— BEGIN THE INPUT —

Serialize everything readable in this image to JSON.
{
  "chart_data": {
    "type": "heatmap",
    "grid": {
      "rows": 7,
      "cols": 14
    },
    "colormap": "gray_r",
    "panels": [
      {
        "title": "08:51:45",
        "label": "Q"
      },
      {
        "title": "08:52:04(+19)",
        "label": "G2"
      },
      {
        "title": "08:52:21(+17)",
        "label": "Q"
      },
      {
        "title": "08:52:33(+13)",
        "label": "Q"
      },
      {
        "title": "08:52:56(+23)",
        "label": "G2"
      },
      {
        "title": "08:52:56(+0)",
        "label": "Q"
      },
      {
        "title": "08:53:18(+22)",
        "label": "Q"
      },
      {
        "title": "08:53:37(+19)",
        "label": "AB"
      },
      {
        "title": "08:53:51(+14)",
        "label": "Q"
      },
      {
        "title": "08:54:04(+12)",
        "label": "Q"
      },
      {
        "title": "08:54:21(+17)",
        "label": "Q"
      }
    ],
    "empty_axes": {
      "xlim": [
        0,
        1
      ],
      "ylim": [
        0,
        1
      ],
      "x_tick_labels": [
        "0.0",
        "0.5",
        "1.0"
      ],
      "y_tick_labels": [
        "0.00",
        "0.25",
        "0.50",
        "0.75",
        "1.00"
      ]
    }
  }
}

— END THE INPUT —

- _REQUIRED WORK_
Write out every entry above, word for word.

- _TASK ANSWER_
Serialize everything readable in this image to JSON.
{
  "chart_data": {
    "type": "heatmap",
    "grid": {
      "rows": 7,
      "cols": 14
    },
    "colormap": "gray_r",
    "panels": [
      {
        "title": "08:51:45",
        "label": "Q"
      },
      {
        "title": "08:52:04(+19)",
        "label": "G2"
      },
      {
        "title": "08:52:21(+17)",
        "label": "Q"
      },
      {
        "title": "08:52:33(+13)",
        "label": "Q"
      },
      {
        "title": "08:52:56(+23)",
        "label": "G2"
      },
      {
        "title": "08:52:56(+0)",
        "label": "Q"
      },
      {
        "title": "08:53:18(+22)",
        "label": "Q"
      },
      {
        "title": "08:53:37(+19)",
        "label": "AB"
      },
      {
        "title": "08:53:51(+14)",
        "label": "Q"
      },
      {
        "title": "08:54:04(+12)",
        "label": "Q"
      },
      {
        "title": "08:54:21(+17)",
        "label": "Q"
      }
    ],
    "empty_axes": {
      "xlim": [
        0,
        1
      ],
      "ylim": [
        0,
        1
      ],
      "x_tick_labels": [
        "0.0",
        "0.5",
        "1.0"
      ],
      "y_tick_labels": [
        "0.00",
        "0.25",
        "0.50",
        "0.75",
        "1.00"
      ]
    }
  }
}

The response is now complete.